##### Record excerpts

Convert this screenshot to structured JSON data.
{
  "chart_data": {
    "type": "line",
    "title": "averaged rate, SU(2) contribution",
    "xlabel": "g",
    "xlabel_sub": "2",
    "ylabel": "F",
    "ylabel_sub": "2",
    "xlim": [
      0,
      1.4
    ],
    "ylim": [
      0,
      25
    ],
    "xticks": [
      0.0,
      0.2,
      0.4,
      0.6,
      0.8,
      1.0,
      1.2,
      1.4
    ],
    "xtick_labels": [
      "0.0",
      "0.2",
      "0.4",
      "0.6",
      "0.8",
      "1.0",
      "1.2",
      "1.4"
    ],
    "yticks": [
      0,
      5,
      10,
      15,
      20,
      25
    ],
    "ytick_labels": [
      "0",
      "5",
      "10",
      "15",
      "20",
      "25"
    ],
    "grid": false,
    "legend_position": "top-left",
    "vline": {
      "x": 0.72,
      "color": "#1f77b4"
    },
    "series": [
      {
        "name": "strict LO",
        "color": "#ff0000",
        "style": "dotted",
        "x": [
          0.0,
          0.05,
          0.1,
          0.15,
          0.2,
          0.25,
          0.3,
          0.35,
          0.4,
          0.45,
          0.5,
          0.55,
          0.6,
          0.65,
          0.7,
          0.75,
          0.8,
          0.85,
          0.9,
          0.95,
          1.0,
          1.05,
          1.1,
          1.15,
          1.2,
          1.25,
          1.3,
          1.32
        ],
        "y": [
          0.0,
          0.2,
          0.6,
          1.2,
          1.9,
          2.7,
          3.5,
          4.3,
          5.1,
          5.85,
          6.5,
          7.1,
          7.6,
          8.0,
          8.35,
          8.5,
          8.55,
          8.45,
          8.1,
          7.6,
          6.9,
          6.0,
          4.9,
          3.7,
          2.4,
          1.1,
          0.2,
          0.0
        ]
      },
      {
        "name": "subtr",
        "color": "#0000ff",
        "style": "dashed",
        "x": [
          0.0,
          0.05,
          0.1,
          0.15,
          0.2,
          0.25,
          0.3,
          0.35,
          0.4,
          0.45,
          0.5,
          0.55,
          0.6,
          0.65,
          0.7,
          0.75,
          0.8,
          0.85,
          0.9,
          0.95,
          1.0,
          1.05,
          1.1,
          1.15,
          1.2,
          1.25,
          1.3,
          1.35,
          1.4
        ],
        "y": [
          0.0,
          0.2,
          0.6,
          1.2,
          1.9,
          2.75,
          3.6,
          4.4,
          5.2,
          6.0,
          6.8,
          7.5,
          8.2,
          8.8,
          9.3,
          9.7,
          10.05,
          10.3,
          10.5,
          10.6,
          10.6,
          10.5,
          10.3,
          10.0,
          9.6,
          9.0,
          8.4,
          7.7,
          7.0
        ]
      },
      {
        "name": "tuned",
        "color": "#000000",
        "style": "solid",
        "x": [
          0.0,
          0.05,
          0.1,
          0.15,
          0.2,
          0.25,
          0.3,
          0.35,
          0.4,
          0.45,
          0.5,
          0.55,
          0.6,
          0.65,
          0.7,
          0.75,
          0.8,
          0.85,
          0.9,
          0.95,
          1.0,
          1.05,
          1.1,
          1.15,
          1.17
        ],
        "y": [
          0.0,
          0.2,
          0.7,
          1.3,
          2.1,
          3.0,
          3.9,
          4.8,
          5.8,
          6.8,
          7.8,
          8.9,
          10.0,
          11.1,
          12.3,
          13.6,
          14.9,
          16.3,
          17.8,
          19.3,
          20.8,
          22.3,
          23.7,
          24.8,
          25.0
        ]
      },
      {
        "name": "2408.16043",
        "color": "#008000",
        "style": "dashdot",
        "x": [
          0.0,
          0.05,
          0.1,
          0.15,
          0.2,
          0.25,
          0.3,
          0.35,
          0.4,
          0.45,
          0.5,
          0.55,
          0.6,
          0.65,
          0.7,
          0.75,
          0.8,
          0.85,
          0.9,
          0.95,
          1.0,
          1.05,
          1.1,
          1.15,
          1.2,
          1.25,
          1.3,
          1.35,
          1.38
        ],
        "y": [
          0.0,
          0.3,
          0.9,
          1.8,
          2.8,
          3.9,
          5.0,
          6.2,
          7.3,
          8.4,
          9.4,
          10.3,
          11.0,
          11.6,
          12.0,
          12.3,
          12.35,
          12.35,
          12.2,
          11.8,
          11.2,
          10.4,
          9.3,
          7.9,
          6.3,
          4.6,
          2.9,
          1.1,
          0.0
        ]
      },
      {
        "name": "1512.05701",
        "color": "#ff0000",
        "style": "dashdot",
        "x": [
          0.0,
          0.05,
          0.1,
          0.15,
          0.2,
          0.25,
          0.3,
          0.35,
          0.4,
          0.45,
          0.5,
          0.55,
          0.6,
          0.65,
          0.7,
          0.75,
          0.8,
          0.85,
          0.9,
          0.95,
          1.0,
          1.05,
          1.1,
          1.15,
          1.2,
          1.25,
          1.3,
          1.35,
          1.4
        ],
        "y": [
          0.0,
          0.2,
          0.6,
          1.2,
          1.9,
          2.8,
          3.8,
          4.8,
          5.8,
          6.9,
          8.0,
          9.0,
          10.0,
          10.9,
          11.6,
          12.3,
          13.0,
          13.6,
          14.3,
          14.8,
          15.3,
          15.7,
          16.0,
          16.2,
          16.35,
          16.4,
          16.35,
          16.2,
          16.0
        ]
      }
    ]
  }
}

##########

> _Required work_
Search the entries for the word "name" and gather every line where it appears.

> _Final result_
        "name": "strict LO",
        "name": "subtr",
        "name": "tuned",
        "name": "2408.16043",
        "name": "1512.05701",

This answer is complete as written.